_WRITTEN EXERCISE_. Using the entries that follow, state how many lines contain the word "JSON". The response is that number and nothing more.

Records about charts and figures
==============================
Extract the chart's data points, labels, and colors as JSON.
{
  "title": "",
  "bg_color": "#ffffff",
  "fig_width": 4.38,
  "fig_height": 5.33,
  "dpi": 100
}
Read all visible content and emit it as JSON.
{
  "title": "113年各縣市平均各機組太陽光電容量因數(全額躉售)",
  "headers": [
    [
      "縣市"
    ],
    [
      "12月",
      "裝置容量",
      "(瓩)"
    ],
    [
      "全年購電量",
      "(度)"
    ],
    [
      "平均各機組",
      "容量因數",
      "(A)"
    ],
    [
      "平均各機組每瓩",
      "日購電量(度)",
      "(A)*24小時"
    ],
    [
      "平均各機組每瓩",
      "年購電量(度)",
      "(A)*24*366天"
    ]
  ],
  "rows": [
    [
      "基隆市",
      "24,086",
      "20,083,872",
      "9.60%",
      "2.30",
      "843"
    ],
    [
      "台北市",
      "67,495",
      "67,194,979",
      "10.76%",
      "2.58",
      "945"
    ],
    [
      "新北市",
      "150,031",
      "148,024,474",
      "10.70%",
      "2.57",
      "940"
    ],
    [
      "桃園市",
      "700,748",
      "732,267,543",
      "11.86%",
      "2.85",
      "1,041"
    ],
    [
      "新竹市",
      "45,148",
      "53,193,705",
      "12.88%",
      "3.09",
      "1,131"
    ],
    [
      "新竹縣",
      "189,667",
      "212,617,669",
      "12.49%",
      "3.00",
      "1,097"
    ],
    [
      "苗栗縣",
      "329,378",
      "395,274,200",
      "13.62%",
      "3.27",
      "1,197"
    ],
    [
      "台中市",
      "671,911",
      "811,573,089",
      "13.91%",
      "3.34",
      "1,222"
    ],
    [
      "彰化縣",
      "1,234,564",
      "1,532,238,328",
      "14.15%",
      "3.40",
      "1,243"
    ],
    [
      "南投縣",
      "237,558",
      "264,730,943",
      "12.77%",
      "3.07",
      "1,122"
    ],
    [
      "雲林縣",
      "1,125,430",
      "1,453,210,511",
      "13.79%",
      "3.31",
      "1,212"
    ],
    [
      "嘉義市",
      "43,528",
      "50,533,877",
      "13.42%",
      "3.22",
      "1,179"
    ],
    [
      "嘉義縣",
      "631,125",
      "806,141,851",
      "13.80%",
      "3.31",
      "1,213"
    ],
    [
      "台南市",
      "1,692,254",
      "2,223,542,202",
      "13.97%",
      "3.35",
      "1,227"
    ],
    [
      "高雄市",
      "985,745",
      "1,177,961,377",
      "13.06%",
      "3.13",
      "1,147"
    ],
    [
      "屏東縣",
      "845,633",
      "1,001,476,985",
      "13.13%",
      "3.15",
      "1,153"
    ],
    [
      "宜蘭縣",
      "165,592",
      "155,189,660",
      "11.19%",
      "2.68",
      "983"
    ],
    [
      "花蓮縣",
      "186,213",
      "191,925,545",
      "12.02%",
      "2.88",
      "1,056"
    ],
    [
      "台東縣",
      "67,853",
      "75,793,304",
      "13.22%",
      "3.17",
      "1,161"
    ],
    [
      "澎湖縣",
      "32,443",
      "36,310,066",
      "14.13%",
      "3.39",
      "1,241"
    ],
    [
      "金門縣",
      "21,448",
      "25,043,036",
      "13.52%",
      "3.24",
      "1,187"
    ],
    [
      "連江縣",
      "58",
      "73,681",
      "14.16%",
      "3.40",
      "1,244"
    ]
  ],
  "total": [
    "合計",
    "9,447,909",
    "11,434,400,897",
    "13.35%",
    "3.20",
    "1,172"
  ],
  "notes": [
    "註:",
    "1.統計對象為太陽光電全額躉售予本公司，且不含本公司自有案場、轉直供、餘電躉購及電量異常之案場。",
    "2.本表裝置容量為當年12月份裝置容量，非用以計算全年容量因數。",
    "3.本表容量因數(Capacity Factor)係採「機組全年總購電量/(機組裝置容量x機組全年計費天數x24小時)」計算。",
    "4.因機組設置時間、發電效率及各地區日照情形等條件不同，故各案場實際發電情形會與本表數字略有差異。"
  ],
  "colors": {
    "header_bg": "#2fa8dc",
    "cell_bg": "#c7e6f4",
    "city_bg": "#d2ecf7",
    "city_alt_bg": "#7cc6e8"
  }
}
==============================
_FINISHED TASK_. 2